- Entries provided
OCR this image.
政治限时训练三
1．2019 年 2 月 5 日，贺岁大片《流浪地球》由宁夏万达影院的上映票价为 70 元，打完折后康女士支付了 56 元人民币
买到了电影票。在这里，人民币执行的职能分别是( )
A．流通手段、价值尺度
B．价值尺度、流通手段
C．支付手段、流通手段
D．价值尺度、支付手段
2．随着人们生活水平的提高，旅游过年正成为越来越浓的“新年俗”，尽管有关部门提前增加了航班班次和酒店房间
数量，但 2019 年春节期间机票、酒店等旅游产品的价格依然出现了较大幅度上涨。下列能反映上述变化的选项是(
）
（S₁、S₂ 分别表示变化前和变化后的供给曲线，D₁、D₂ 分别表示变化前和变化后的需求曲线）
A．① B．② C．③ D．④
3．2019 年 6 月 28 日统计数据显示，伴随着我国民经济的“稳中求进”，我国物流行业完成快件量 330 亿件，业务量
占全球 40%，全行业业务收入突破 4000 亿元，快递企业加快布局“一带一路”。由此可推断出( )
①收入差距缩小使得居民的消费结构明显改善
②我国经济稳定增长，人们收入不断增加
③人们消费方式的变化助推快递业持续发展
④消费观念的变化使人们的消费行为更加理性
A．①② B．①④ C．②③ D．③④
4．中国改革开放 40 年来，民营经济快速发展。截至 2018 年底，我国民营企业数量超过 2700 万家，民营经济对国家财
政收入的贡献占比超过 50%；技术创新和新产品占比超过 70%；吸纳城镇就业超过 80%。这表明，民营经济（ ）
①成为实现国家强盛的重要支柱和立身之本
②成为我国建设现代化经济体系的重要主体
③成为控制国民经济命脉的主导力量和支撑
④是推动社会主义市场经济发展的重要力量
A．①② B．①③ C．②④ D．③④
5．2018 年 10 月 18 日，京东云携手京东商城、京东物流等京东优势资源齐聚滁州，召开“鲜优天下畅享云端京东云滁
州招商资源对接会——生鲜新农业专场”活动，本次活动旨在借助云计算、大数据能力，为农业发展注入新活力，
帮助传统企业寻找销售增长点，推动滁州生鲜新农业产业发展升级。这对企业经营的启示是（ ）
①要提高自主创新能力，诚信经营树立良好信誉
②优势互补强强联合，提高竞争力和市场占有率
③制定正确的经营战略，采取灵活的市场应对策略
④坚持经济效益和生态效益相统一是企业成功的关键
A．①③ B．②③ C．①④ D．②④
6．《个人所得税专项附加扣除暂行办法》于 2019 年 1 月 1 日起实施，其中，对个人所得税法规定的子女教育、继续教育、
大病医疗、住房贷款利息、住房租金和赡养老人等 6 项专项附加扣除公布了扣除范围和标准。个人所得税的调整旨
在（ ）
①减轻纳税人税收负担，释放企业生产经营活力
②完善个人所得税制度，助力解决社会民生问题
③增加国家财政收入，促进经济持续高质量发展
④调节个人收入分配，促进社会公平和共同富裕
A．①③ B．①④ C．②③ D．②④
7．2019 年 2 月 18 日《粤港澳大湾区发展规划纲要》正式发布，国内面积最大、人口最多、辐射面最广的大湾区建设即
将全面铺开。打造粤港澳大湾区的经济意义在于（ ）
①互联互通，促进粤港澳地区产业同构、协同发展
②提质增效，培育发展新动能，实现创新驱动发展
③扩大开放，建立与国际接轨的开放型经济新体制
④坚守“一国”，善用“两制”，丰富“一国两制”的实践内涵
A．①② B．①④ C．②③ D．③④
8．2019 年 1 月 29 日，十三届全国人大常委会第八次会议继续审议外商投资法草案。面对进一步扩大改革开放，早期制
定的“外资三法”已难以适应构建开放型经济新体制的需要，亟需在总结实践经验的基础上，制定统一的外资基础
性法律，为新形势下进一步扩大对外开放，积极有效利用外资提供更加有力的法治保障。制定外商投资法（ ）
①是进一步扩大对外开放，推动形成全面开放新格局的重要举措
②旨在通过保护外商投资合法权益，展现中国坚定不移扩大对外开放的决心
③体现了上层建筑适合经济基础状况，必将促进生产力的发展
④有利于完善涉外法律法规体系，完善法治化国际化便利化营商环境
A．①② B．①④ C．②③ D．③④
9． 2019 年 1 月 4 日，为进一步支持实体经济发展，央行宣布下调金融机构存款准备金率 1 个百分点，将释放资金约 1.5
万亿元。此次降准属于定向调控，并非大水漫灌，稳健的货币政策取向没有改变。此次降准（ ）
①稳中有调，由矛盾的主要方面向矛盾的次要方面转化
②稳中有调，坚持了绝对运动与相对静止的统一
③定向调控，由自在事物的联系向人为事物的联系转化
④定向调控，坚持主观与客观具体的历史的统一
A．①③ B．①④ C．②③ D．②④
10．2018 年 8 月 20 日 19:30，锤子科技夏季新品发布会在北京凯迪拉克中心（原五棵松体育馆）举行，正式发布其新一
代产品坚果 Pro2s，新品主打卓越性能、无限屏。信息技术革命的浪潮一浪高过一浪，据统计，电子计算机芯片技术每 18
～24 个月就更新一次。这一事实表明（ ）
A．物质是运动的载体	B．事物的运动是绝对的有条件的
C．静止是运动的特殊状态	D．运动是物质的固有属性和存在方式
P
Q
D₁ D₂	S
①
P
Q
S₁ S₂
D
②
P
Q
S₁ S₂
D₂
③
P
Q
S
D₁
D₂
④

- Required work
Repeat the records exactly, including every line.

- Correct output
OCR this image.
政治限时训练三
1．2019 年 2 月 5 日，贺岁大片《流浪地球》由宁夏万达影院的上映票价为 70 元，打完折后康女士支付了 56 元人民币
买到了电影票。在这里，人民币执行的职能分别是( )
A．流通手段、价值尺度
B．价值尺度、流通手段
C．支付手段、流通手段
D．价值尺度、支付手段
2．随着人们生活水平的提高，旅游过年正成为越来越浓的“新年俗”，尽管有关部门提前增加了航班班次和酒店房间
数量，但 2019 年春节期间机票、酒店等旅游产品的价格依然出现了较大幅度上涨。下列能反映上述变化的选项是(
）
（S₁、S₂ 分别表示变化前和变化后的供给曲线，D₁、D₂ 分别表示变化前和变化后的需求曲线）
A．① B．② C．③ D．④
3．2019 年 6 月 28 日统计数据显示，伴随着我国民经济的“稳中求进”，我国物流行业完成快件量 330 亿件，业务量
占全球 40%，全行业业务收入突破 4000 亿元，快递企业加快布局“一带一路”。由此可推断出( )
①收入差距缩小使得居民的消费结构明显改善
②我国经济稳定增长，人们收入不断增加
③人们消费方式的变化助推快递业持续发展
④消费观念的变化使人们的消费行为更加理性
A．①② B．①④ C．②③ D．③④
4．中国改革开放 40 年来，民营经济快速发展。截至 2018 年底，我国民营企业数量超过 2700 万家，民营经济对国家财
政收入的贡献占比超过 50%；技术创新和新产品占比超过 70%；吸纳城镇就业超过 80%。这表明，民营经济（ ）
①成为实现国家强盛的重要支柱和立身之本
②成为我国建设现代化经济体系的重要主体
③成为控制国民经济命脉的主导力量和支撑
④是推动社会主义市场经济发展的重要力量
A．①② B．①③ C．②④ D．③④
5．2018 年 10 月 18 日，京东云携手京东商城、京东物流等京东优势资源齐聚滁州，召开“鲜优天下畅享云端京东云滁
州招商资源对接会——生鲜新农业专场”活动，本次活动旨在借助云计算、大数据能力，为农业发展注入新活力，
帮助传统企业寻找销售增长点，推动滁州生鲜新农业产业发展升级。这对企业经营的启示是（ ）
①要提高自主创新能力，诚信经营树立良好信誉
②优势互补强强联合，提高竞争力和市场占有率
③制定正确的经营战略，采取灵活的市场应对策略
④坚持经济效益和生态效益相统一是企业成功的关键
A．①③ B．②③ C．①④ D．②④
6．《个人所得税专项附加扣除暂行办法》于 2019 年 1 月 1 日起实施，其中，对个人所得税法规定的子女教育、继续教育、
大病医疗、住房贷款利息、住房租金和赡养老人等 6 项专项附加扣除公布了扣除范围和标准。个人所得税的调整旨
在（ ）
①减轻纳税人税收负担，释放企业生产经营活力
②完善个人所得税制度，助力解决社会民生问题
③增加国家财政收入，促进经济持续高质量发展
④调节个人收入分配，促进社会公平和共同富裕
A．①③ B．①④ C．②③ D．②④
7．2019 年 2 月 18 日《粤港澳大湾区发展规划纲要》正式发布，国内面积最大、人口最多、辐射面最广的大湾区建设即
将全面铺开。打造粤港澳大湾区的经济意义在于（ ）
①互联互通，促进粤港澳地区产业同构、协同发展
②提质增效，培育发展新动能，实现创新驱动发展
③扩大开放，建立与国际接轨的开放型经济新体制
④坚守“一国”，善用“两制”，丰富“一国两制”的实践内涵
A．①② B．①④ C．②③ D．③④
8．2019 年 1 月 29 日，十三届全国人大常委会第八次会议继续审议外商投资法草案。面对进一步扩大改革开放，早期制
定的“外资三法”已难以适应构建开放型经济新体制的需要，亟需在总结实践经验的基础上，制定统一的外资基础
性法律，为新形势下进一步扩大对外开放，积极有效利用外资提供更加有力的法治保障。制定外商投资法（ ）
①是进一步扩大对外开放，推动形成全面开放新格局的重要举措
②旨在通过保护外商投资合法权益，展现中国坚定不移扩大对外开放的决心
③体现了上层建筑适合经济基础状况，必将促进生产力的发展
④有利于完善涉外法律法规体系，完善法治化国际化便利化营商环境
A．①② B．①④ C．②③ D．③④
9． 2019 年 1 月 4 日，为进一步支持实体经济发展，央行宣布下调金融机构存款准备金率 1 个百分点，将释放资金约 1.5
万亿元。此次降准属于定向调控，并非大水漫灌，稳健的货币政策取向没有改变。此次降准（ ）
①稳中有调，由矛盾的主要方面向矛盾的次要方面转化
②稳中有调，坚持了绝对运动与相对静止的统一
③定向调控，由自在事物的联系向人为事物的联系转化
④定向调控，坚持主观与客观具体的历史的统一
A．①③ B．①④ C．②③ D．②④
10．2018 年 8 月 20 日 19:30，锤子科技夏季新品发布会在北京凯迪拉克中心（原五棵松体育馆）举行，正式发布其新一
代产品坚果 Pro2s，新品主打卓越性能、无限屏。信息技术革命的浪潮一浪高过一浪，据统计，电子计算机芯片技术每 18
～24 个月就更新一次。这一事实表明（ ）
A．物质是运动的载体	B．事物的运动是绝对的有条件的
C．静止是运动的特殊状态	D．运动是物质的固有属性和存在方式
P
Q
D₁ D₂	S
①
P
Q
S₁ S₂
D
②
P
Q
S₁ S₂
D₂
③
P
Q
S
D₁
D₂
④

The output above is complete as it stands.